__EXERCISE__
Render the data below, from its first line through the line containing "bar-value-label: 38 995 (543, 272, 559, 315)" inclusive, as a Markdown table with the columns Row and Line. Number each line and omit blank lines.

__STORED DATA__
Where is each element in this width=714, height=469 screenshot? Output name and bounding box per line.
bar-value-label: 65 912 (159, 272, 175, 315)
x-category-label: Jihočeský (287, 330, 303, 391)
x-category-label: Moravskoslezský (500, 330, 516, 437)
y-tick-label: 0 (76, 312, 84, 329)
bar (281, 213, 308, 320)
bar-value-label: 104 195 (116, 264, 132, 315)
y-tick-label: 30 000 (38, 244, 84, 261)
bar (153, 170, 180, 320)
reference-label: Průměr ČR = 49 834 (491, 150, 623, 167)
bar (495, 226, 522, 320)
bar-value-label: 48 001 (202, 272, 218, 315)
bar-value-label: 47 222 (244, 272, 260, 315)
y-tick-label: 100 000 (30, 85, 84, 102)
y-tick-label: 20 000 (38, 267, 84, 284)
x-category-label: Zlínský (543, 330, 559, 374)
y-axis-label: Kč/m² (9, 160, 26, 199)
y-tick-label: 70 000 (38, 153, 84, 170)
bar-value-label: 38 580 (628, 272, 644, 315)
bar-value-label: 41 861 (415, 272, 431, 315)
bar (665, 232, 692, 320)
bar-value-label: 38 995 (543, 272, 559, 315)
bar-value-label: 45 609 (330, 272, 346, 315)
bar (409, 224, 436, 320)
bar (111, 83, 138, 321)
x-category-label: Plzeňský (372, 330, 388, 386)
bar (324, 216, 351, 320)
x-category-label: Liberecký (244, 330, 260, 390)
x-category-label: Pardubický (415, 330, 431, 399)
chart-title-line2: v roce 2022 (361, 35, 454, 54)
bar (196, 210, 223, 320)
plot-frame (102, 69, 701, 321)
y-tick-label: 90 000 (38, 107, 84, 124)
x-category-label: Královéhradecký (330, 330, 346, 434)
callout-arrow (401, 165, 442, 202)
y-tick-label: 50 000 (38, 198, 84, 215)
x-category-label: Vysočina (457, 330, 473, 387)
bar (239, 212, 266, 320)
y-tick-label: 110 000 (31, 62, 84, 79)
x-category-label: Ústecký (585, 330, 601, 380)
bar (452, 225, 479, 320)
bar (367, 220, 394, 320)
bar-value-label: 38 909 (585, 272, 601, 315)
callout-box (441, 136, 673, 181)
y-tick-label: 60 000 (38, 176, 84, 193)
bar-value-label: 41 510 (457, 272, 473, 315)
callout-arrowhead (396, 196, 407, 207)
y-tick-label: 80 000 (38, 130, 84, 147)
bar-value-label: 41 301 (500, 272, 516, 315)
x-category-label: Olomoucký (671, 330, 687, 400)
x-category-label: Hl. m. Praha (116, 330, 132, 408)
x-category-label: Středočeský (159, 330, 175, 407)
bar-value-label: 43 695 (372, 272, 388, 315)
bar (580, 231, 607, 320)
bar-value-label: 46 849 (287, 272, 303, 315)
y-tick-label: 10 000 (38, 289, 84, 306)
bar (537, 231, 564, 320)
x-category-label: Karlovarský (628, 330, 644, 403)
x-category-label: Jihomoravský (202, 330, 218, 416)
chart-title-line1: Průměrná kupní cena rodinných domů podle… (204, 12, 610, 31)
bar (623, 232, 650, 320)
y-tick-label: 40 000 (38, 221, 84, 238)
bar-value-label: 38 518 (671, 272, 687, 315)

__EXERCISE RESPONSE__
| Row | Line |
|---|---|
| 1 | Where is each element in this width=714, height=469 screenshot? Output name and bounding box per line. |
| 2 | bar-value-label: 65 912 (159, 272, 175, 315) |
| 3 | x-category-label: Jihočeský (287, 330, 303, 391) |
| 4 | x-category-label: Moravskoslezský (500, 330, 516, 437) |
| 5 | y-tick-label: 0 (76, 312, 84, 329) |
| 6 | bar (281, 213, 308, 320) |
| 7 | bar-value-label: 104 195 (116, 264, 132, 315) |
| 8 | y-tick-label: 30 000 (38, 244, 84, 261) |
| 9 | bar (153, 170, 180, 320) |
| 10 | reference-label: Průměr ČR = 49 834 (491, 150, 623, 167) |
| 11 | bar (495, 226, 522, 320) |
| 12 | bar-value-label: 48 001 (202, 272, 218, 315) |
| 13 | bar-value-label: 47 222 (244, 272, 260, 315) |
| 14 | y-tick-label: 100 000 (30, 85, 84, 102) |
| 15 | y-tick-label: 20 000 (38, 267, 84, 284) |
| 16 | x-category-label: Zlínský (543, 330, 559, 374) |
| 17 | y-axis-label: Kč/m² (9, 160, 26, 199) |
| 18 | y-tick-label: 70 000 (38, 153, 84, 170) |
| 19 | bar-value-label: 38 580 (628, 272, 644, 315) |
| 20 | bar-value-label: 41 861 (415, 272, 431, 315) |
| 21 | bar (665, 232, 692, 320) |
| 22 | bar-value-label: 38 995 (543, 272, 559, 315) |